◆ WHAT YOU ARE ASKED TO DO:
Write out each line beneath this one exactly as it reads.

Start of EXERCISE INPUT

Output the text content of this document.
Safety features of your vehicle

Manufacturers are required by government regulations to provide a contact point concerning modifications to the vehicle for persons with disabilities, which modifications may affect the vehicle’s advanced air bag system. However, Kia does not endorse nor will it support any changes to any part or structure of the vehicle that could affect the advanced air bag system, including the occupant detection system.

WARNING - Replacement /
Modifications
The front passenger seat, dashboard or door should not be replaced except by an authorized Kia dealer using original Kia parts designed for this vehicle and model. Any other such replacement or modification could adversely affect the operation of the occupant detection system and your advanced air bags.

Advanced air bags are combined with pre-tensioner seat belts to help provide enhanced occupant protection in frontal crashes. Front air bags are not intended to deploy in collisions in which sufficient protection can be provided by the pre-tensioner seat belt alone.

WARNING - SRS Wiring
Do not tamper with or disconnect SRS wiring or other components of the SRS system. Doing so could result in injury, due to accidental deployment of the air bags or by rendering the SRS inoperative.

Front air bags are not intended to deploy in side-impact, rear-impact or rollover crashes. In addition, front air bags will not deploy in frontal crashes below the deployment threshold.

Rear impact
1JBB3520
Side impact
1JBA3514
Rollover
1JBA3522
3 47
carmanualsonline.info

End of EXERCISE INPUT

◆ EXPECTED OUTPUT:
Output the text content of this document.
Safety features of your vehicle

Manufacturers are required by government regulations to provide a contact point concerning modifications to the vehicle for persons with disabilities, which modifications may affect the vehicle’s advanced air bag system. However, Kia does not endorse nor will it support any changes to any part or structure of the vehicle that could affect the advanced air bag system, including the occupant detection system.

WARNING - Replacement /
Modifications
The front passenger seat, dashboard or door should not be replaced except by an authorized Kia dealer using original Kia parts designed for this vehicle and model. Any other such replacement or modification could adversely affect the operation of the occupant detection system and your advanced air bags.

Advanced air bags are combined with pre-tensioner seat belts to help provide enhanced occupant protection in frontal crashes. Front air bags are not intended to deploy in collisions in which sufficient protection can be provided by the pre-tensioner seat belt alone.

WARNING - SRS Wiring
Do not tamper with or disconnect SRS wiring or other components of the SRS system. Doing so could result in injury, due to accidental deployment of the air bags or by rendering the SRS inoperative.

Front air bags are not intended to deploy in side-impact, rear-impact or rollover crashes. In addition, front air bags will not deploy in frontal crashes below the deployment threshold.

Rear impact
1JBB3520
Side impact
1JBA3514
Rollover
1JBA3522
3 47
carmanualsonline.info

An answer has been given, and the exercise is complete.